PROBLEM TO SOLVE:
Work through the data below line by line and say how many lines hold "GATEIO"; give only the number.

DATA EXCERPTS:
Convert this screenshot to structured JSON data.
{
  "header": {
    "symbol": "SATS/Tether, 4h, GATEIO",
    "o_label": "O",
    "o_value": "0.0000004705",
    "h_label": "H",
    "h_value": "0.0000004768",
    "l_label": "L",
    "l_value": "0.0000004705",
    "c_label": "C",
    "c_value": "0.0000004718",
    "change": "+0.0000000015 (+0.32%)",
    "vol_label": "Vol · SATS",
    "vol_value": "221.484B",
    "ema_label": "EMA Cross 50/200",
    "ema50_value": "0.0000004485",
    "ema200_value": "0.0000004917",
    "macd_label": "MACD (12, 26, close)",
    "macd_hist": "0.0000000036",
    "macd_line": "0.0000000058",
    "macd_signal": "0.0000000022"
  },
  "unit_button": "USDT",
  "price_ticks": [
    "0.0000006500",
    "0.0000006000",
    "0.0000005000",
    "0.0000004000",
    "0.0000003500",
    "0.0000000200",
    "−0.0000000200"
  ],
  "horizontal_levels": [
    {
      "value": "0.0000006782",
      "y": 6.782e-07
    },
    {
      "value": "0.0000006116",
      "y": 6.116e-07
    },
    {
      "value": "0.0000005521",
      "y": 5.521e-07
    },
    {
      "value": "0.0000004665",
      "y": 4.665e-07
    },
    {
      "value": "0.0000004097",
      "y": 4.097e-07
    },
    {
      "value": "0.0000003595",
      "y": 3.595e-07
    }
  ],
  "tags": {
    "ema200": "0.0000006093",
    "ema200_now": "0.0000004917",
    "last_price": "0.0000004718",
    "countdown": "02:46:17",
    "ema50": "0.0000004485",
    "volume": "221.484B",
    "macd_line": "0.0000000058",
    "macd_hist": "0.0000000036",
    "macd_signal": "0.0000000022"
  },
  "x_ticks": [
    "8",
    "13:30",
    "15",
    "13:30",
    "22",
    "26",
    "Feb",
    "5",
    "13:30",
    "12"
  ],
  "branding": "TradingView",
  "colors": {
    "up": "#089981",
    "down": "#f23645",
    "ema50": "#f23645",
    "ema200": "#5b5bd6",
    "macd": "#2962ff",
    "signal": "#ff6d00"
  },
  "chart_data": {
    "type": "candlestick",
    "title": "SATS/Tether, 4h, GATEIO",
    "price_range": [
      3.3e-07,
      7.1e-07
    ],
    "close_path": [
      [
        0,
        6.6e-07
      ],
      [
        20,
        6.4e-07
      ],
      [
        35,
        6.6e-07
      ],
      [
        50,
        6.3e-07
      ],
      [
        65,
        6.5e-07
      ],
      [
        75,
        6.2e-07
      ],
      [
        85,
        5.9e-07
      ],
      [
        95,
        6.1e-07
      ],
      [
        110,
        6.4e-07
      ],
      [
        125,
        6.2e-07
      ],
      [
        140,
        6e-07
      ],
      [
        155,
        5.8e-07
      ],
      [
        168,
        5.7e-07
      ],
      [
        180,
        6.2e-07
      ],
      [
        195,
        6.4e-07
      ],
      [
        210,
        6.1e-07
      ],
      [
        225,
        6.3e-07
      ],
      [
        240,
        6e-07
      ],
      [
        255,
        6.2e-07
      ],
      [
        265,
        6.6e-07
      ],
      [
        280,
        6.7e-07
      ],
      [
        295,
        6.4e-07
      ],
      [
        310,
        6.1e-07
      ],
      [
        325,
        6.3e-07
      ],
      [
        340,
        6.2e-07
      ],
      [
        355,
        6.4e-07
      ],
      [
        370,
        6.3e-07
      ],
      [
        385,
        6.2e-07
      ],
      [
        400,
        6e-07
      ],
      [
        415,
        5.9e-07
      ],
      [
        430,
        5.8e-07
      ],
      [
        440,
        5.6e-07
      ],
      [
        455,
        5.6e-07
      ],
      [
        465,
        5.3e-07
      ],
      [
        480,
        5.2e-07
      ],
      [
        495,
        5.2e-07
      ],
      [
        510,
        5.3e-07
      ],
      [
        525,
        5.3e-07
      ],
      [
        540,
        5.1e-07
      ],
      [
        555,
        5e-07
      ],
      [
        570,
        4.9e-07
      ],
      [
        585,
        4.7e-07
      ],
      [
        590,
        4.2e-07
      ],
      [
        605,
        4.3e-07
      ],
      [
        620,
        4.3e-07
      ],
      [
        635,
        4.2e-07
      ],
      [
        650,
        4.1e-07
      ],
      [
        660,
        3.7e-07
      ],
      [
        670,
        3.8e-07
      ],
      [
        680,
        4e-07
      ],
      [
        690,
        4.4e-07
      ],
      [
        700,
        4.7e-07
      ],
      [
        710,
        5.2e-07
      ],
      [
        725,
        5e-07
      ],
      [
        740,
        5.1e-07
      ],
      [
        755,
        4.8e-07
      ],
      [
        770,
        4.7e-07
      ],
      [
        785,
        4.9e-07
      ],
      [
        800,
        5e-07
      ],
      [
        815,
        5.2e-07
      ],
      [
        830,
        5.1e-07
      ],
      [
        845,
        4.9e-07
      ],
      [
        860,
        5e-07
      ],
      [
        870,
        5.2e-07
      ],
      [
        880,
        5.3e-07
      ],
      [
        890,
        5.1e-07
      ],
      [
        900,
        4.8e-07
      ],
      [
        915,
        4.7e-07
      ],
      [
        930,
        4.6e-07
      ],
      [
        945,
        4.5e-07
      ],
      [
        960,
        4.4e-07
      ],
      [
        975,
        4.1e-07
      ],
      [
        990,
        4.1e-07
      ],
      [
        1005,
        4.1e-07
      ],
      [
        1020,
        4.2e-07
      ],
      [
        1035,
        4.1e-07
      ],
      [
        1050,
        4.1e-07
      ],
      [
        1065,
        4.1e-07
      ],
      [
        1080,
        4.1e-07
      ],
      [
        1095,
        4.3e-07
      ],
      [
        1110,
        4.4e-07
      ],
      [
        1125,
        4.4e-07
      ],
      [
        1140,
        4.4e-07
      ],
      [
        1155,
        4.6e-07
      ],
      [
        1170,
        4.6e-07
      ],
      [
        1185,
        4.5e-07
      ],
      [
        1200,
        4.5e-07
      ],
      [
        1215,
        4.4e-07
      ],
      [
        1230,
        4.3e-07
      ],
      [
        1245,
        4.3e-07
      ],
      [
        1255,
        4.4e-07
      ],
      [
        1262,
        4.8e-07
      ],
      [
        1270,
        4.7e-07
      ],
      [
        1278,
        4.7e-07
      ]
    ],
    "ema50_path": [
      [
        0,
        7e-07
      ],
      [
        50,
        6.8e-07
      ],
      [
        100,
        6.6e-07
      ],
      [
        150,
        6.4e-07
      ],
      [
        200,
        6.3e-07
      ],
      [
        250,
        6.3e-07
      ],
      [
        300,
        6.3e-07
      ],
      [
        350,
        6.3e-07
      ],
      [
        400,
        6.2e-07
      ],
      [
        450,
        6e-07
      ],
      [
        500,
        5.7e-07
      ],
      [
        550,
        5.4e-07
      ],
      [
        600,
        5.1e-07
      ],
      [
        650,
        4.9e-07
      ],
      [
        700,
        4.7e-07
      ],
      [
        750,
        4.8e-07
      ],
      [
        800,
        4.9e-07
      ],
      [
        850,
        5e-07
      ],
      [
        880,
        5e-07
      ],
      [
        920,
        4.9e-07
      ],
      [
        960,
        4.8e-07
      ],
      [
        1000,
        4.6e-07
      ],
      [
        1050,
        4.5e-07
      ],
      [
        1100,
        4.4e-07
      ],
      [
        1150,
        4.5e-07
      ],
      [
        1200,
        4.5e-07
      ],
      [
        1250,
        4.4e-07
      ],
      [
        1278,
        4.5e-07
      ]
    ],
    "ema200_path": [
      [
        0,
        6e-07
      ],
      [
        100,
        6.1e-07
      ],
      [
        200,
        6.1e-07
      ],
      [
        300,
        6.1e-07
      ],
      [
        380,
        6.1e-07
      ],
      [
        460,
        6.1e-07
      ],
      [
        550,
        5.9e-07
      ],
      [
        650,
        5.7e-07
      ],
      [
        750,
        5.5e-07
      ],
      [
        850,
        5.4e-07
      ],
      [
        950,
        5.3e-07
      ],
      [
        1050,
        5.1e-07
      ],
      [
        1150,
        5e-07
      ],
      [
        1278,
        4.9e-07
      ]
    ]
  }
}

ANSWER TO THIS PROBLEM:
2